= Description of the task =
Identify each line in the records below that contains the word "können", and copy it.

= Information given =
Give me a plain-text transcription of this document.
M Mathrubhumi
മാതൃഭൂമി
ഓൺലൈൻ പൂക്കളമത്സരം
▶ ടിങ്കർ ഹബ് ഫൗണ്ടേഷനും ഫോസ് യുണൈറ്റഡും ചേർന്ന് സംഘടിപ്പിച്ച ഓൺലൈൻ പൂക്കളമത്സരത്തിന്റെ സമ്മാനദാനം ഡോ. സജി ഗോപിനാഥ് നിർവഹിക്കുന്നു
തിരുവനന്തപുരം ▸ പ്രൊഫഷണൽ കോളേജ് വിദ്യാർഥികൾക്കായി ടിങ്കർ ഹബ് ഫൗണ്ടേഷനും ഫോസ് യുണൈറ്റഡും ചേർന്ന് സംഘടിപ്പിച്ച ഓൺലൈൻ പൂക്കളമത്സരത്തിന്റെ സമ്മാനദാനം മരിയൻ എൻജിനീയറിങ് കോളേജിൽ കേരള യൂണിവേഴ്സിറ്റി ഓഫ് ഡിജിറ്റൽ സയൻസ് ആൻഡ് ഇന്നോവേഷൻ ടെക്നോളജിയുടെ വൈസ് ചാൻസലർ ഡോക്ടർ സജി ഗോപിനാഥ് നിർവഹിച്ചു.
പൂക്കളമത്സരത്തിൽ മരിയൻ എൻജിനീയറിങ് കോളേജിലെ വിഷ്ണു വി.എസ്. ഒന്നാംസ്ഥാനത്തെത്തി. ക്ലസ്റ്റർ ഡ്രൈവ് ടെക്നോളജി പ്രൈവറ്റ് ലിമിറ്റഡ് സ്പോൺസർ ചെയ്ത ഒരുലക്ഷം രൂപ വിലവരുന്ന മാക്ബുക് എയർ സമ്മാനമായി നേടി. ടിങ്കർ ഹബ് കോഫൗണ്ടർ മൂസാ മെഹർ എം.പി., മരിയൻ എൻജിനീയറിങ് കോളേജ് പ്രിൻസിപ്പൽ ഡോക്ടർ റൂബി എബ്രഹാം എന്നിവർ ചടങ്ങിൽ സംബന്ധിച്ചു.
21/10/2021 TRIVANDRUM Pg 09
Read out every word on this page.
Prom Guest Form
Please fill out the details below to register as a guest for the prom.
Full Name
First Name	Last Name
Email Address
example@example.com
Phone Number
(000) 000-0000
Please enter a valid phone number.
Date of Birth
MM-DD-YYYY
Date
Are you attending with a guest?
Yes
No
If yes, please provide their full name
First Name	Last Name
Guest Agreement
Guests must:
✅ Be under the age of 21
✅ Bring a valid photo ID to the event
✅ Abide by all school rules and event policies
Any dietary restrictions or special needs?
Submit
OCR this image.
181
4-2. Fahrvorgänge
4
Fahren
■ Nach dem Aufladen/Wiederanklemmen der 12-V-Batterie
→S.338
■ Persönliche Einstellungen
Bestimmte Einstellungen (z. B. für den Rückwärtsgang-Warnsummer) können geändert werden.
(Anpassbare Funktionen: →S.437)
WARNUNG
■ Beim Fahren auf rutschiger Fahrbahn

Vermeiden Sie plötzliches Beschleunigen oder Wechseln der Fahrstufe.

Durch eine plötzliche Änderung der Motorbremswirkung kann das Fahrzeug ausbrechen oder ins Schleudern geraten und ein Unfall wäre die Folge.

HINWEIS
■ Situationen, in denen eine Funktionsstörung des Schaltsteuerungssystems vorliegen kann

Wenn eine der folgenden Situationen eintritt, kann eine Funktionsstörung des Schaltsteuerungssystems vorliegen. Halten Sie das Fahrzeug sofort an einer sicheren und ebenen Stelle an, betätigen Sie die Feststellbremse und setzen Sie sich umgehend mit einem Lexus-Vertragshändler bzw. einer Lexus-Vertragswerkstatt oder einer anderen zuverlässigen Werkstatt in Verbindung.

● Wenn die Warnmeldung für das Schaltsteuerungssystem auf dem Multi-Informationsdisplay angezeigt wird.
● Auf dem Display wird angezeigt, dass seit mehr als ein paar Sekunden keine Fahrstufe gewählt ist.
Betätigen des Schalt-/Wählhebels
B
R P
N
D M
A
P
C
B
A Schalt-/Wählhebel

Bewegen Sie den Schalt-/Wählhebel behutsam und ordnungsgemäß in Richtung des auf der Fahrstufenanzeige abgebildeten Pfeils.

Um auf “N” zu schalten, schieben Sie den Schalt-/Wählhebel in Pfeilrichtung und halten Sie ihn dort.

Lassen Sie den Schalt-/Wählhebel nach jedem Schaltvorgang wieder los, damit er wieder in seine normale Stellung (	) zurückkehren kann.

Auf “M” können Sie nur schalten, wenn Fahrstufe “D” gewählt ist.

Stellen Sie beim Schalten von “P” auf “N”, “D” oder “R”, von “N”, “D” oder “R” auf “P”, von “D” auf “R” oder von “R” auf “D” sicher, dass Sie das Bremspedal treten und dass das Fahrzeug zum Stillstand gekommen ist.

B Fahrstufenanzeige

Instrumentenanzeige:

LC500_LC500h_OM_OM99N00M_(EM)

= Finished exercise =
Bestimmte Einstellungen (z. B. für den Rückwärtsgang-Warnsummer) können geändert werden.
Auf “M” können Sie nur schalten, wenn Fahrstufe “D” gewählt ist.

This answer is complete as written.